═════ Supplied material

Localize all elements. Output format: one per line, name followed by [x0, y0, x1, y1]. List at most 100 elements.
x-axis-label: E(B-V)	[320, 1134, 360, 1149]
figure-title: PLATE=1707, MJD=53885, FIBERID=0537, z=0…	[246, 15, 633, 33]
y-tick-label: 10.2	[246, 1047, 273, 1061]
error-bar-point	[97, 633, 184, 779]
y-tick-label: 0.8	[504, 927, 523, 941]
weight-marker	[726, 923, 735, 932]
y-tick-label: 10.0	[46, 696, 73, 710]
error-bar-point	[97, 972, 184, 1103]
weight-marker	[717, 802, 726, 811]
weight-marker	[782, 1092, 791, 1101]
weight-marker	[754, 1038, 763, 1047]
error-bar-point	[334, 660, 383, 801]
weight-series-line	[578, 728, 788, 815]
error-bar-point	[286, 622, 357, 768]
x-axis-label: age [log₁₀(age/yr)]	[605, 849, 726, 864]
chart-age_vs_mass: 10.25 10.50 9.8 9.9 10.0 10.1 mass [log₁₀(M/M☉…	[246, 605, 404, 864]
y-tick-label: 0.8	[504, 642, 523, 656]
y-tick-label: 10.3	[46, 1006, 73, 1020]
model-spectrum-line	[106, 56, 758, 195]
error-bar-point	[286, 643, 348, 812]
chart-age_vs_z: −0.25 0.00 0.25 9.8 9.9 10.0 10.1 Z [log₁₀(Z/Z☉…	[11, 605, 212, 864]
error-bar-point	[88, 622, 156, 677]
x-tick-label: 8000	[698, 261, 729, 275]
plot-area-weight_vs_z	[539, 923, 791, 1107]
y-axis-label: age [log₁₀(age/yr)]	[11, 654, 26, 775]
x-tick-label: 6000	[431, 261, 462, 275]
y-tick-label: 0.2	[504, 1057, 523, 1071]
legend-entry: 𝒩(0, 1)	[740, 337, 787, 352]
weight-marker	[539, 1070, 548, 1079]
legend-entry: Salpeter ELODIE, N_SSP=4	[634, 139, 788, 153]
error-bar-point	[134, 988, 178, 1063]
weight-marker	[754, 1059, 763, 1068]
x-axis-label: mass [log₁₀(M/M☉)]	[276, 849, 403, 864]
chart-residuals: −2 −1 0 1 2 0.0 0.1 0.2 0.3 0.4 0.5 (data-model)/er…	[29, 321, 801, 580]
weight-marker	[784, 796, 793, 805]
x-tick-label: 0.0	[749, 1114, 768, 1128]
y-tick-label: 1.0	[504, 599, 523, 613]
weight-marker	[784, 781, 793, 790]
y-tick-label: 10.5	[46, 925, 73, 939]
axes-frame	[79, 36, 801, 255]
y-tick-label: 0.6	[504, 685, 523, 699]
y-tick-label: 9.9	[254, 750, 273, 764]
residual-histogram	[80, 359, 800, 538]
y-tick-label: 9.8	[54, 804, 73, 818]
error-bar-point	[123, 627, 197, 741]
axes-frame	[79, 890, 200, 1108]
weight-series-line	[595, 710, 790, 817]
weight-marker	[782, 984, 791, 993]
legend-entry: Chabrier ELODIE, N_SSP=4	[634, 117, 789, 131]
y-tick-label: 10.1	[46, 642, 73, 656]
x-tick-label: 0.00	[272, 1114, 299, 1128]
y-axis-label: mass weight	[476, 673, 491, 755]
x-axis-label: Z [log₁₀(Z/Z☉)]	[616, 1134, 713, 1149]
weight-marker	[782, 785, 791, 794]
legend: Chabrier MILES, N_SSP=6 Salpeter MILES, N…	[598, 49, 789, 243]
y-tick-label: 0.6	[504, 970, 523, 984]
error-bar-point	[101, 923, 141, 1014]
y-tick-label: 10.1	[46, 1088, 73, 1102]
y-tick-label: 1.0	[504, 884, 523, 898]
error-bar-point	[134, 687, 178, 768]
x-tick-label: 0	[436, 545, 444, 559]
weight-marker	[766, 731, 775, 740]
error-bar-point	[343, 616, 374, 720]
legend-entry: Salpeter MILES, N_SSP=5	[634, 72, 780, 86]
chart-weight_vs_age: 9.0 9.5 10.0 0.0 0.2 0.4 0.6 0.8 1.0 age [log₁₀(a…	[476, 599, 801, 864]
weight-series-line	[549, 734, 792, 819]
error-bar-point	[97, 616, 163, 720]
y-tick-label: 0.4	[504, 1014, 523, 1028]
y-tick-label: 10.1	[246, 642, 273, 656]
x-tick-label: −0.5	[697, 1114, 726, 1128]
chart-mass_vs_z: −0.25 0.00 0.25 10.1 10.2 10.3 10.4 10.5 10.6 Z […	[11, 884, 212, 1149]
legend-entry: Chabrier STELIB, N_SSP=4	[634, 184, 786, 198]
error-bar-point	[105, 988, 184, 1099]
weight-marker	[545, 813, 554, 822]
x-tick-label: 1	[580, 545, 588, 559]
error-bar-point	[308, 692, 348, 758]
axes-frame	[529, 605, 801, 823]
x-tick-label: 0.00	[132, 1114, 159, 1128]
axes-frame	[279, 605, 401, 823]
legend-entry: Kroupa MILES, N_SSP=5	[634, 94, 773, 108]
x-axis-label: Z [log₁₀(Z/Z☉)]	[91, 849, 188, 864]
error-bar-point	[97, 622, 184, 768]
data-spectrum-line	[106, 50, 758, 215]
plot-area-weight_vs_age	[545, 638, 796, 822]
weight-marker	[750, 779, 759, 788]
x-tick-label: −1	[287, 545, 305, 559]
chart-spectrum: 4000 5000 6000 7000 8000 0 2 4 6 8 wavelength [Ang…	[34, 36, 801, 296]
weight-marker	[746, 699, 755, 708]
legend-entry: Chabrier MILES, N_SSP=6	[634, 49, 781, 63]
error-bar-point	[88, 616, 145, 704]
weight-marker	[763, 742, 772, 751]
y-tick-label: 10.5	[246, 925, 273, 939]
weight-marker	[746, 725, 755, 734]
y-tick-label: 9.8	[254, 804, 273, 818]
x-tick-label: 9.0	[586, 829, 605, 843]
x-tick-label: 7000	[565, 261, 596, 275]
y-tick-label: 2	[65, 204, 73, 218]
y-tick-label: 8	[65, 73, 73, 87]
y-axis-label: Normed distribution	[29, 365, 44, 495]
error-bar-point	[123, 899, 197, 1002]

══════════

Goal of the exercise - Pull out the part of the listing from its first line through the line containing "673, 491, 755]", both ends included, and copy those lines without any change.

The reply -
Localize all elements. Output format: one per line, name followed by [x0, y0, x1, y1]. List at most 100 elements.
x-axis-label: E(B-V)	[320, 1134, 360, 1149]
figure-title: PLATE=1707, MJD=53885, FIBERID=0537, z=0…	[246, 15, 633, 33]
y-tick-label: 10.2	[246, 1047, 273, 1061]
error-bar-point	[97, 633, 184, 779]
y-tick-label: 0.8	[504, 927, 523, 941]
weight-marker	[726, 923, 735, 932]
y-tick-label: 10.0	[46, 696, 73, 710]
error-bar-point	[97, 972, 184, 1103]
weight-marker	[717, 802, 726, 811]
weight-marker	[782, 1092, 791, 1101]
weight-marker	[754, 1038, 763, 1047]
error-bar-point	[334, 660, 383, 801]
weight-series-line	[578, 728, 788, 815]
error-bar-point	[286, 622, 357, 768]
x-axis-label: age [log₁₀(age/yr)]	[605, 849, 726, 864]
chart-age_vs_mass: 10.25 10.50 9.8 9.9 10.0 10.1 mass [log₁₀(M/M☉…	[246, 605, 404, 864]
y-tick-label: 0.8	[504, 642, 523, 656]
y-tick-label: 10.3	[46, 1006, 73, 1020]
model-spectrum-line	[106, 56, 758, 195]
error-bar-point	[286, 643, 348, 812]
chart-age_vs_z: −0.25 0.00 0.25 9.8 9.9 10.0 10.1 Z [log₁₀(Z/Z☉…	[11, 605, 212, 864]
error-bar-point	[88, 622, 156, 677]
x-tick-label: 8000	[698, 261, 729, 275]
plot-area-weight_vs_z	[539, 923, 791, 1107]
y-axis-label: age [log₁₀(age/yr)]	[11, 654, 26, 775]
x-tick-label: 6000	[431, 261, 462, 275]
y-tick-label: 0.2	[504, 1057, 523, 1071]
legend-entry: 𝒩(0, 1)	[740, 337, 787, 352]
weight-marker	[539, 1070, 548, 1079]
legend-entry: Salpeter ELODIE, N_SSP=4	[634, 139, 788, 153]
error-bar-point	[134, 988, 178, 1063]
weight-marker	[754, 1059, 763, 1068]
x-axis-label: mass [log₁₀(M/M☉)]	[276, 849, 403, 864]
chart-residuals: −2 −1 0 1 2 0.0 0.1 0.2 0.3 0.4 0.5 (data-model)/er…	[29, 321, 801, 580]
weight-marker	[784, 796, 793, 805]
x-tick-label: 0.0	[749, 1114, 768, 1128]
y-tick-label: 1.0	[504, 599, 523, 613]
weight-marker	[784, 781, 793, 790]
y-tick-label: 10.5	[46, 925, 73, 939]
axes-frame	[79, 36, 801, 255]
y-tick-label: 0.6	[504, 685, 523, 699]
y-tick-label: 9.9	[254, 750, 273, 764]
residual-histogram	[80, 359, 800, 538]
y-tick-label: 9.8	[54, 804, 73, 818]
error-bar-point	[123, 627, 197, 741]
axes-frame	[79, 890, 200, 1108]
weight-series-line	[595, 710, 790, 817]
weight-marker	[782, 984, 791, 993]
legend-entry: Chabrier ELODIE, N_SSP=4	[634, 117, 789, 131]
y-tick-label: 10.1	[46, 642, 73, 656]
x-tick-label: 0.00	[272, 1114, 299, 1128]
y-axis-label: mass weight	[476, 673, 491, 755]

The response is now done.